*What needs to be done*
Leave out any picture and return the remaining listing below exactly as given.

-------- Extracted records

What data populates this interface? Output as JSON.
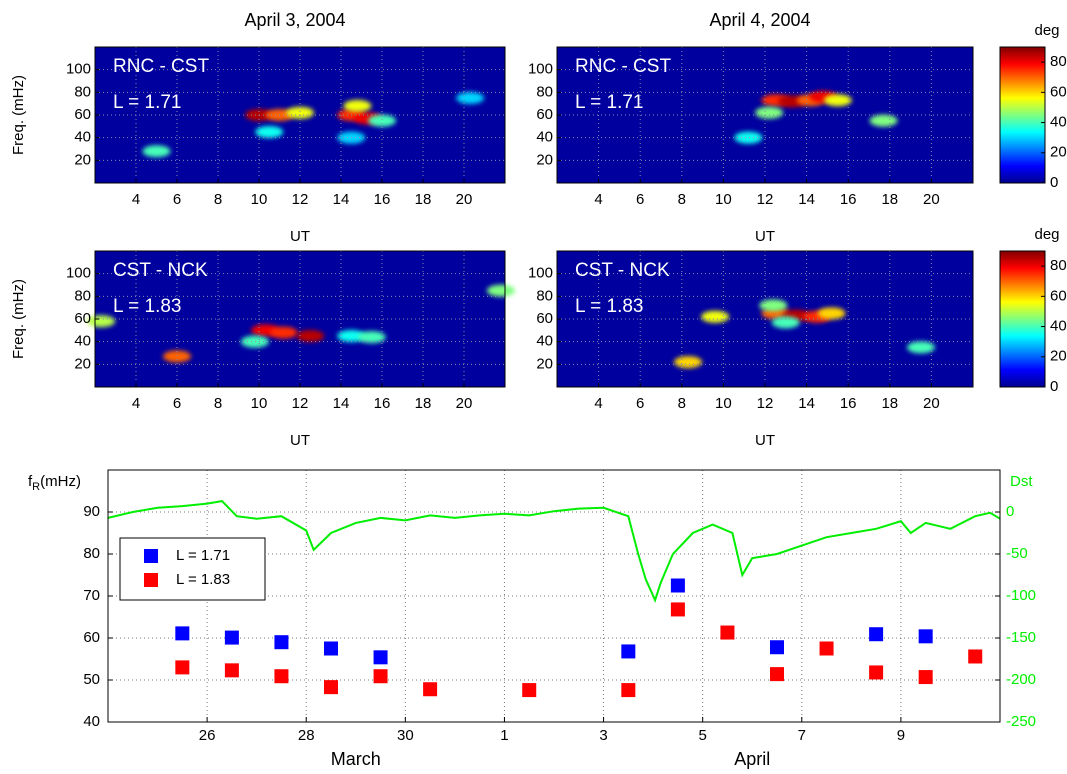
{
  "chart_data": [
    {
      "type": "spectrogram",
      "title": "April 3, 2004",
      "ylabel": "Freq. (mHz)",
      "xlabel": "UT",
      "annotations": [
        "RNC - CST",
        "L = 1.71"
      ],
      "xlim": [
        2,
        22
      ],
      "xticks": [
        4,
        6,
        8,
        10,
        12,
        14,
        16,
        18,
        20
      ],
      "ylim": [
        0,
        120
      ],
      "yticks": [
        20,
        40,
        60,
        80,
        100
      ],
      "grid": true,
      "colormap": "jet",
      "clim": [
        0,
        90
      ],
      "cells": {
        "ut": [
          10,
          11,
          12,
          14.5,
          15.3,
          14.8,
          16,
          10.5,
          20.3,
          5,
          14.5
        ],
        "freq": [
          60,
          60,
          62,
          60,
          57,
          68,
          55,
          45,
          75,
          28,
          40
        ],
        "values": [
          85,
          70,
          55,
          75,
          80,
          55,
          40,
          35,
          30,
          40,
          30
        ]
      }
    },
    {
      "type": "spectrogram",
      "title": "April 4, 2004",
      "xlabel": "UT",
      "annotations": [
        "RNC - CST",
        "L = 1.71"
      ],
      "xlim": [
        2,
        22
      ],
      "xticks": [
        4,
        6,
        8,
        10,
        12,
        14,
        16,
        18,
        20
      ],
      "ylim": [
        0,
        120
      ],
      "yticks": [
        20,
        40,
        60,
        80,
        100
      ],
      "grid": true,
      "colormap": "jet",
      "clim": [
        0,
        90
      ],
      "colorbar": {
        "label": "deg",
        "ticks": [
          0,
          20,
          40,
          60,
          80
        ]
      },
      "cells": {
        "ut": [
          12.5,
          13.3,
          14.2,
          14.8,
          12.2,
          15.5,
          11.2,
          17.7
        ],
        "freq": [
          73,
          72,
          73,
          76,
          62,
          73,
          40,
          55
        ],
        "values": [
          75,
          85,
          70,
          80,
          45,
          55,
          35,
          45
        ]
      }
    },
    {
      "type": "spectrogram",
      "ylabel": "Freq. (mHz)",
      "xlabel": "UT",
      "annotations": [
        "CST - NCK",
        "L = 1.83"
      ],
      "xlim": [
        2,
        22
      ],
      "xticks": [
        4,
        6,
        8,
        10,
        12,
        14,
        16,
        18,
        20
      ],
      "ylim": [
        0,
        120
      ],
      "yticks": [
        20,
        40,
        60,
        80,
        100
      ],
      "grid": true,
      "colormap": "jet",
      "clim": [
        0,
        90
      ],
      "cells": {
        "ut": [
          10.3,
          11.2,
          12.5,
          14.5,
          15.5,
          9.8,
          2.3,
          21.8,
          6
        ],
        "freq": [
          50,
          48,
          45,
          45,
          44,
          40,
          58,
          85,
          27
        ],
        "values": [
          80,
          75,
          85,
          35,
          40,
          40,
          50,
          45,
          70
        ]
      }
    },
    {
      "type": "spectrogram",
      "xlabel": "UT",
      "annotations": [
        "CST - NCK",
        "L = 1.83"
      ],
      "xlim": [
        2,
        22
      ],
      "xticks": [
        4,
        6,
        8,
        10,
        12,
        14,
        16,
        18,
        20
      ],
      "ylim": [
        0,
        120
      ],
      "yticks": [
        20,
        40,
        60,
        80,
        100
      ],
      "grid": true,
      "colormap": "jet",
      "clim": [
        0,
        90
      ],
      "colorbar": {
        "label": "deg",
        "ticks": [
          0,
          20,
          40,
          60,
          80
        ]
      },
      "cells": {
        "ut": [
          12.5,
          13.5,
          14.5,
          15.2,
          13,
          9.6,
          12.4,
          19.5,
          8.3
        ],
        "freq": [
          65,
          63,
          62,
          65,
          57,
          62,
          72,
          35,
          22
        ],
        "values": [
          70,
          85,
          75,
          60,
          40,
          55,
          45,
          40,
          60
        ]
      }
    },
    {
      "type": "scatter",
      "ylabel": {
        "base": "f",
        "sub": "R",
        "rest": "(mHz)"
      },
      "xlim": [
        24,
        42
      ],
      "xticks": [
        26,
        28,
        30,
        {
          "value": 32,
          "label": "1"
        },
        {
          "value": 34,
          "label": "3"
        },
        {
          "value": 36,
          "label": "5"
        },
        {
          "value": 38,
          "label": "7"
        },
        {
          "value": 40,
          "label": "9"
        }
      ],
      "months": [
        "March",
        "April"
      ],
      "ylim": [
        40,
        100
      ],
      "yticks": [
        40,
        50,
        60,
        70,
        80,
        90
      ],
      "y2lim": [
        -250,
        50
      ],
      "y2ticks": [
        -250,
        -200,
        -150,
        -100,
        -50,
        0
      ],
      "grid": true,
      "legend": "upper left",
      "series": [
        {
          "name": "L = 1.71",
          "color": "#0000ff",
          "marker": "square",
          "x": [
            25.5,
            26.5,
            27.5,
            28.5,
            29.5,
            34.5,
            35.5,
            37.5,
            39.5,
            40.5
          ],
          "values": [
            61.1,
            60.1,
            59,
            57.5,
            55.4,
            56.8,
            72.5,
            57.8,
            60.9,
            60.4
          ]
        },
        {
          "name": "L = 1.83",
          "color": "#ff0000",
          "marker": "square",
          "x": [
            25.5,
            26.5,
            27.5,
            28.5,
            29.5,
            30.5,
            32.5,
            34.5,
            35.5,
            36.5,
            37.5,
            38.5,
            39.5,
            40.5,
            41.5
          ],
          "values": [
            53,
            52.3,
            50.9,
            48.3,
            50.9,
            47.8,
            47.6,
            47.6,
            66.8,
            61.3,
            51.4,
            57.5,
            51.8,
            50.7,
            55.6
          ]
        },
        {
          "name": "Dst",
          "color": "#00ee00",
          "axis": "y2",
          "marker": "line",
          "x": [
            24,
            24.5,
            25,
            25.5,
            26,
            26.3,
            26.6,
            27,
            27.5,
            28,
            28.15,
            28.5,
            29,
            29.5,
            30,
            30.5,
            31,
            31.5,
            32,
            32.5,
            33,
            33.5,
            34,
            34.5,
            34.7,
            34.85,
            35.04,
            35.15,
            35.4,
            35.8,
            36.2,
            36.6,
            36.8,
            37,
            37.5,
            38,
            38.5,
            39,
            39.5,
            40,
            40.2,
            40.5,
            41,
            41.5,
            41.8,
            42
          ],
          "values": [
            -7,
            0,
            5,
            7,
            10,
            13,
            -5,
            -8,
            -5,
            -22,
            -45,
            -25,
            -13,
            -7,
            -10,
            -4,
            -7,
            -4,
            -2,
            -4,
            1,
            4,
            5,
            -5,
            -50,
            -80,
            -105,
            -85,
            -50,
            -25,
            -15,
            -25,
            -75,
            -55,
            -50,
            -40,
            -30,
            -25,
            -20,
            -11,
            -25,
            -13,
            -20,
            -5,
            -1,
            -8
          ]
        }
      ]
    }
  ]
}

----------------

*Exercise response*
What data populates this interface? Output as JSON.
{
  "chart_data": [
    {
      "type": "spectrogram",
      "title": "April 3, 2004",
      "ylabel": "Freq. (mHz)",
      "xlabel": "UT",
      "annotations": [
        "RNC - CST",
        "L = 1.71"
      ],
      "xlim": [
        2,
        22
      ],
      "xticks": [
        4,
        6,
        8,
        10,
        12,
        14,
        16,
        18,
        20
      ],
      "ylim": [
        0,
        120
      ],
      "yticks": [
        20,
        40,
        60,
        80,
        100
      ],
      "grid": true,
      "colormap": "jet",
      "clim": [
        0,
        90
      ],
      "cells": {
        "ut": [
          10,
          11,
          12,
          14.5,
          15.3,
          14.8,
          16,
          10.5,
          20.3,
          5,
          14.5
        ],
        "freq": [
          60,
          60,
          62,
          60,
          57,
          68,
          55,
          45,
          75,
          28,
          40
        ],
        "values": [
          85,
          70,
          55,
          75,
          80,
          55,
          40,
          35,
          30,
          40,
          30
        ]
      }
    },
    {
      "type": "spectrogram",
      "title": "April 4, 2004",
      "xlabel": "UT",
      "annotations": [
        "RNC - CST",
        "L = 1.71"
      ],
      "xlim": [
        2,
        22
      ],
      "xticks": [
        4,
        6,
        8,
        10,
        12,
        14,
        16,
        18,
        20
      ],
      "ylim": [
        0,
        120
      ],
      "yticks": [
        20,
        40,
        60,
        80,
        100
      ],
      "grid": true,
      "colormap": "jet",
      "clim": [
        0,
        90
      ],
      "colorbar": {
        "label": "deg",
        "ticks": [
          0,
          20,
          40,
          60,
          80
        ]
      },
      "cells": {
        "ut": [
          12.5,
          13.3,
          14.2,
          14.8,
          12.2,
          15.5,
          11.2,
          17.7
        ],
        "freq": [
          73,
          72,
          73,
          76,
          62,
          73,
          40,
          55
        ],
        "values": [
          75,
          85,
          70,
          80,
          45,
          55,
          35,
          45
        ]
      }
    },
    {
      "type": "spectrogram",
      "ylabel": "Freq. (mHz)",
      "xlabel": "UT",
      "annotations": [
        "CST - NCK",
        "L = 1.83"
      ],
      "xlim": [
        2,
        22
      ],
      "xticks": [
        4,
        6,
        8,
        10,
        12,
        14,
        16,
        18,
        20
      ],
      "ylim": [
        0,
        120
      ],
      "yticks": [
        20,
        40,
        60,
        80,
        100
      ],
      "grid": true,
      "colormap": "jet",
      "clim": [
        0,
        90
      ],
      "cells": {
        "ut": [
          10.3,
          11.2,
          12.5,
          14.5,
          15.5,
          9.8,
          2.3,
          21.8,
          6
        ],
        "freq": [
          50,
          48,
          45,
          45,
          44,
          40,
          58,
          85,
          27
        ],
        "values": [
          80,
          75,
          85,
          35,
          40,
          40,
          50,
          45,
          70
        ]
      }
    },
    {
      "type": "spectrogram",
      "xlabel": "UT",
      "annotations": [
        "CST - NCK",
        "L = 1.83"
      ],
      "xlim": [
        2,
        22
      ],
      "xticks": [
        4,
        6,
        8,
        10,
        12,
        14,
        16,
        18,
        20
      ],
      "ylim": [
        0,
        120
      ],
      "yticks": [
        20,
        40,
        60,
        80,
        100
      ],
      "grid": true,
      "colormap": "jet",
      "clim": [
        0,
        90
      ],
      "colorbar": {
        "label": "deg",
        "ticks": [
          0,
          20,
          40,
          60,
          80
        ]
      },
      "cells": {
        "ut": [
          12.5,
          13.5,
          14.5,
          15.2,
          13,
          9.6,
          12.4,
          19.5,
          8.3
        ],
        "freq": [
          65,
          63,
          62,
          65,
          57,
          62,
          72,
          35,
          22
        ],
        "values": [
          70,
          85,
          75,
          60,
          40,
          55,
          45,
          40,
          60
        ]
      }
    },
    {
      "type": "scatter",
      "ylabel": {
        "base": "f",
        "sub": "R",
        "rest": "(mHz)"
      },
      "xlim": [
        24,
        42
      ],
      "xticks": [
        26,
        28,
        30,
        {
          "value": 32,
          "label": "1"
        },
        {
          "value": 34,
          "label": "3"
        },
        {
          "value": 36,
          "label": "5"
        },
        {
          "value": 38,
          "label": "7"
        },
        {
          "value": 40,
          "label": "9"
        }
      ],
      "months": [
        "March",
        "April"
      ],
      "ylim": [
        40,
        100
      ],
      "yticks": [
        40,
        50,
        60,
        70,
        80,
        90
      ],
      "y2lim": [
        -250,
        50
      ],
      "y2ticks": [
        -250,
        -200,
        -150,
        -100,
        -50,
        0
      ],
      "grid": true,
      "legend": "upper left",
      "series": [
        {
          "name": "L = 1.71",
          "color": "#0000ff",
          "marker": "square",
          "x": [
            25.5,
            26.5,
            27.5,
            28.5,
            29.5,
            34.5,
            35.5,
            37.5,
            39.5,
            40.5
          ],
          "values": [
            61.1,
            60.1,
            59,
            57.5,
            55.4,
            56.8,
            72.5,
            57.8,
            60.9,
            60.4
          ]
        },
        {
          "name": "L = 1.83",
          "color": "#ff0000",
          "marker": "square",
          "x": [
            25.5,
            26.5,
            27.5,
            28.5,
            29.5,
            30.5,
            32.5,
            34.5,
            35.5,
            36.5,
            37.5,
            38.5,
            39.5,
            40.5,
            41.5
          ],
          "values": [
            53,
            52.3,
            50.9,
            48.3,
            50.9,
            47.8,
            47.6,
            47.6,
            66.8,
            61.3,
            51.4,
            57.5,
            51.8,
            50.7,
            55.6
          ]
        },
        {
          "name": "Dst",
          "color": "#00ee00",
          "axis": "y2",
          "marker": "line",
          "x": [
            24,
            24.5,
            25,
            25.5,
            26,
            26.3,
            26.6,
            27,
            27.5,
            28,
            28.15,
            28.5,
            29,
            29.5,
            30,
            30.5,
            31,
            31.5,
            32,
            32.5,
            33,
            33.5,
            34,
            34.5,
            34.7,
            34.85,
            35.04,
            35.15,
            35.4,
            35.8,
            36.2,
            36.6,
            36.8,
            37,
            37.5,
            38,
            38.5,
            39,
            39.5,
            40,
            40.2,
            40.5,
            41,
            41.5,
            41.8,
            42
          ],
          "values": [
            -7,
            0,
            5,
            7,
            10,
            13,
            -5,
            -8,
            -5,
            -22,
            -45,
            -25,
            -13,
            -7,
            -10,
            -4,
            -7,
            -4,
            -2,
            -4,
            1,
            4,
            5,
            -5,
            -50,
            -80,
            -105,
            -85,
            -50,
            -25,
            -15,
            -25,
            -75,
            -55,
            -50,
            -40,
            -30,
            -25,
            -20,
            -11,
            -25,
            -13,
            -20,
            -5,
            -1,
            -8
          ]
        }
      ]
    }
  ]
}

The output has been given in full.